Output the material below in full, exactly as it is.

__AVAILABLE DATA__.
□ □ □
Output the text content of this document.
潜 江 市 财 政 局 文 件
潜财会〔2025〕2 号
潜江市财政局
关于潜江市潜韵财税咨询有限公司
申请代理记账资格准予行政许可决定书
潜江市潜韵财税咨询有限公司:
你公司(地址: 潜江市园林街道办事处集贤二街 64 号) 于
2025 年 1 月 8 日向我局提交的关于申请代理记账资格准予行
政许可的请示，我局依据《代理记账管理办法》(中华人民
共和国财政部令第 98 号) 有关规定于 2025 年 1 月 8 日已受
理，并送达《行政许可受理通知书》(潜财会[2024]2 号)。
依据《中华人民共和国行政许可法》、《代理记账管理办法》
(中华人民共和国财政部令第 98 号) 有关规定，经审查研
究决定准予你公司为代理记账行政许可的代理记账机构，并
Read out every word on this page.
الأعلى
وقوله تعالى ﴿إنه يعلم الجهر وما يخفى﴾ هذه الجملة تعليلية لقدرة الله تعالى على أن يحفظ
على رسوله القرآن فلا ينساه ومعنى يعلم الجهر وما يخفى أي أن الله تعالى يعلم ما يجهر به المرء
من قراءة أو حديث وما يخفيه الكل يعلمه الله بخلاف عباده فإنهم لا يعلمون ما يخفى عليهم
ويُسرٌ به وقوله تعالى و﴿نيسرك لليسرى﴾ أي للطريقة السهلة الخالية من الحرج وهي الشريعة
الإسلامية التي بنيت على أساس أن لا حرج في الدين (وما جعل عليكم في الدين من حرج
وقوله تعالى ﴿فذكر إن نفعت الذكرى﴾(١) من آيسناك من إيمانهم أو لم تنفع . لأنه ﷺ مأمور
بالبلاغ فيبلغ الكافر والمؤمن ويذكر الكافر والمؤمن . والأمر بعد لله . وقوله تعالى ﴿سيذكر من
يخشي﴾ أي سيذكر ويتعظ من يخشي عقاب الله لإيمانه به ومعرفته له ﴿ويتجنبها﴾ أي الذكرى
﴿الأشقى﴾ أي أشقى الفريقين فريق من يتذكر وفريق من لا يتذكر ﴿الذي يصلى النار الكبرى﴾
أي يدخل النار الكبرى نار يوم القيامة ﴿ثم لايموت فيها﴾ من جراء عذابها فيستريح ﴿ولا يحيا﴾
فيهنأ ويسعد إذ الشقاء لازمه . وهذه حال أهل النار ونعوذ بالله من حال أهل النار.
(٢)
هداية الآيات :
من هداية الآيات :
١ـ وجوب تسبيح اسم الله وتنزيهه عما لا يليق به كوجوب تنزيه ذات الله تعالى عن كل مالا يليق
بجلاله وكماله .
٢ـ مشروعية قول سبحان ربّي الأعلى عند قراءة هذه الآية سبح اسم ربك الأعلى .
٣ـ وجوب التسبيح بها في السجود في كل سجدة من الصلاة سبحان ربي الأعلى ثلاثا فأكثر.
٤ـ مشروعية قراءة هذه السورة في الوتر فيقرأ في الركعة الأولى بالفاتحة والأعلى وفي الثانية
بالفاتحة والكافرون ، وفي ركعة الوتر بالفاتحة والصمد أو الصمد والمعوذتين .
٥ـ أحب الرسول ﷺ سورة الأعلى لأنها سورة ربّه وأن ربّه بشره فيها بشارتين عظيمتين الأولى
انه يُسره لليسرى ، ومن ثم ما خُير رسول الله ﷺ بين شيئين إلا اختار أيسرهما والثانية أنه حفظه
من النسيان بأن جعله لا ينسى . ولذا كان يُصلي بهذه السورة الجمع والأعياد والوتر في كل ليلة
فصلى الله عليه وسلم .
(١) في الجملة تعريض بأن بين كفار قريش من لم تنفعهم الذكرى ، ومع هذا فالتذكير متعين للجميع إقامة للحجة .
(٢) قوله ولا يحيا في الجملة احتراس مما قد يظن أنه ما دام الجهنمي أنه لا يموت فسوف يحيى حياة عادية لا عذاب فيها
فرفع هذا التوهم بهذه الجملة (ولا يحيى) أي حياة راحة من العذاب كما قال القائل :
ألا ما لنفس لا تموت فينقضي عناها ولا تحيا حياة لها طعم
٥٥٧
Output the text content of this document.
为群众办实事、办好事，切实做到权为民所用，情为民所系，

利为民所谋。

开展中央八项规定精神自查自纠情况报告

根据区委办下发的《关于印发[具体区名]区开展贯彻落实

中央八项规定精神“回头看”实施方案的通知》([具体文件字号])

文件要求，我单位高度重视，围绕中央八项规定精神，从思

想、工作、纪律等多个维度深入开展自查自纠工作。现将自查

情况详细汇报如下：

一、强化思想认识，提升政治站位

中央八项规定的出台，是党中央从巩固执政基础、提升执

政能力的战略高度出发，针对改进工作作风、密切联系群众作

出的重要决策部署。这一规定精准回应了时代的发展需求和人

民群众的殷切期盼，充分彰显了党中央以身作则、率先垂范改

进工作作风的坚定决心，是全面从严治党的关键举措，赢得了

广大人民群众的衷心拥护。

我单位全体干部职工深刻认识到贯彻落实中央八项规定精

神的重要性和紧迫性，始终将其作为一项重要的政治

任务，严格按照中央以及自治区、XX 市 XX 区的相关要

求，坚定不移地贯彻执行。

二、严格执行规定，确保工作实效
□ □ □
__THE REPLY__.
Output the text content of this document.
潜 江 市 财 政 局 文 件
潜财会〔2025〕2 号
潜江市财政局
关于潜江市潜韵财税咨询有限公司
申请代理记账资格准予行政许可决定书
潜江市潜韵财税咨询有限公司:
你公司(地址: 潜江市园林街道办事处集贤二街 64 号) 于
2025 年 1 月 8 日向我局提交的关于申请代理记账资格准予行
政许可的请示，我局依据《代理记账管理办法》(中华人民
共和国财政部令第 98 号) 有关规定于 2025 年 1 月 8 日已受
理，并送达《行政许可受理通知书》(潜财会[2024]2 号)。
依据《中华人民共和国行政许可法》、《代理记账管理办法》
(中华人民共和国财政部令第 98 号) 有关规定，经审查研
究决定准予你公司为代理记账行政许可的代理记账机构，并
Read out every word on this page.
الأعلى
وقوله تعالى ﴿إنه يعلم الجهر وما يخفى﴾ هذه الجملة تعليلية لقدرة الله تعالى على أن يحفظ
على رسوله القرآن فلا ينساه ومعنى يعلم الجهر وما يخفى أي أن الله تعالى يعلم ما يجهر به المرء
من قراءة أو حديث وما يخفيه الكل يعلمه الله بخلاف عباده فإنهم لا يعلمون ما يخفى عليهم
ويُسرٌ به وقوله تعالى و﴿نيسرك لليسرى﴾ أي للطريقة السهلة الخالية من الحرج وهي الشريعة
الإسلامية التي بنيت على أساس أن لا حرج في الدين (وما جعل عليكم في الدين من حرج
وقوله تعالى ﴿فذكر إن نفعت الذكرى﴾(١) من آيسناك من إيمانهم أو لم تنفع . لأنه ﷺ مأمور
بالبلاغ فيبلغ الكافر والمؤمن ويذكر الكافر والمؤمن . والأمر بعد لله . وقوله تعالى ﴿سيذكر من
يخشي﴾ أي سيذكر ويتعظ من يخشي عقاب الله لإيمانه به ومعرفته له ﴿ويتجنبها﴾ أي الذكرى
﴿الأشقى﴾ أي أشقى الفريقين فريق من يتذكر وفريق من لا يتذكر ﴿الذي يصلى النار الكبرى﴾
أي يدخل النار الكبرى نار يوم القيامة ﴿ثم لايموت فيها﴾ من جراء عذابها فيستريح ﴿ولا يحيا﴾
فيهنأ ويسعد إذ الشقاء لازمه . وهذه حال أهل النار ونعوذ بالله من حال أهل النار.
(٢)
هداية الآيات :
من هداية الآيات :
١ـ وجوب تسبيح اسم الله وتنزيهه عما لا يليق به كوجوب تنزيه ذات الله تعالى عن كل مالا يليق
بجلاله وكماله .
٢ـ مشروعية قول سبحان ربّي الأعلى عند قراءة هذه الآية سبح اسم ربك الأعلى .
٣ـ وجوب التسبيح بها في السجود في كل سجدة من الصلاة سبحان ربي الأعلى ثلاثا فأكثر.
٤ـ مشروعية قراءة هذه السورة في الوتر فيقرأ في الركعة الأولى بالفاتحة والأعلى وفي الثانية
بالفاتحة والكافرون ، وفي ركعة الوتر بالفاتحة والصمد أو الصمد والمعوذتين .
٥ـ أحب الرسول ﷺ سورة الأعلى لأنها سورة ربّه وأن ربّه بشره فيها بشارتين عظيمتين الأولى
انه يُسره لليسرى ، ومن ثم ما خُير رسول الله ﷺ بين شيئين إلا اختار أيسرهما والثانية أنه حفظه
من النسيان بأن جعله لا ينسى . ولذا كان يُصلي بهذه السورة الجمع والأعياد والوتر في كل ليلة
فصلى الله عليه وسلم .
(١) في الجملة تعريض بأن بين كفار قريش من لم تنفعهم الذكرى ، ومع هذا فالتذكير متعين للجميع إقامة للحجة .
(٢) قوله ولا يحيا في الجملة احتراس مما قد يظن أنه ما دام الجهنمي أنه لا يموت فسوف يحيى حياة عادية لا عذاب فيها
فرفع هذا التوهم بهذه الجملة (ولا يحيى) أي حياة راحة من العذاب كما قال القائل :
ألا ما لنفس لا تموت فينقضي عناها ولا تحيا حياة لها طعم
٥٥٧
Output the text content of this document.
为群众办实事、办好事，切实做到权为民所用，情为民所系，

利为民所谋。

开展中央八项规定精神自查自纠情况报告

根据区委办下发的《关于印发[具体区名]区开展贯彻落实

中央八项规定精神“回头看”实施方案的通知》([具体文件字号])

文件要求，我单位高度重视，围绕中央八项规定精神，从思

想、工作、纪律等多个维度深入开展自查自纠工作。现将自查

情况详细汇报如下：

一、强化思想认识，提升政治站位

中央八项规定的出台，是党中央从巩固执政基础、提升执

政能力的战略高度出发，针对改进工作作风、密切联系群众作

出的重要决策部署。这一规定精准回应了时代的发展需求和人

民群众的殷切期盼，充分彰显了党中央以身作则、率先垂范改

进工作作风的坚定决心，是全面从严治党的关键举措，赢得了

广大人民群众的衷心拥护。

我单位全体干部职工深刻认识到贯彻落实中央八项规定精

神的重要性和紧迫性，始终将其作为一项重要的政治

任务，严格按照中央以及自治区、XX 市 XX 区的相关要

求，坚定不移地贯彻执行。

二、严格执行规定，确保工作实效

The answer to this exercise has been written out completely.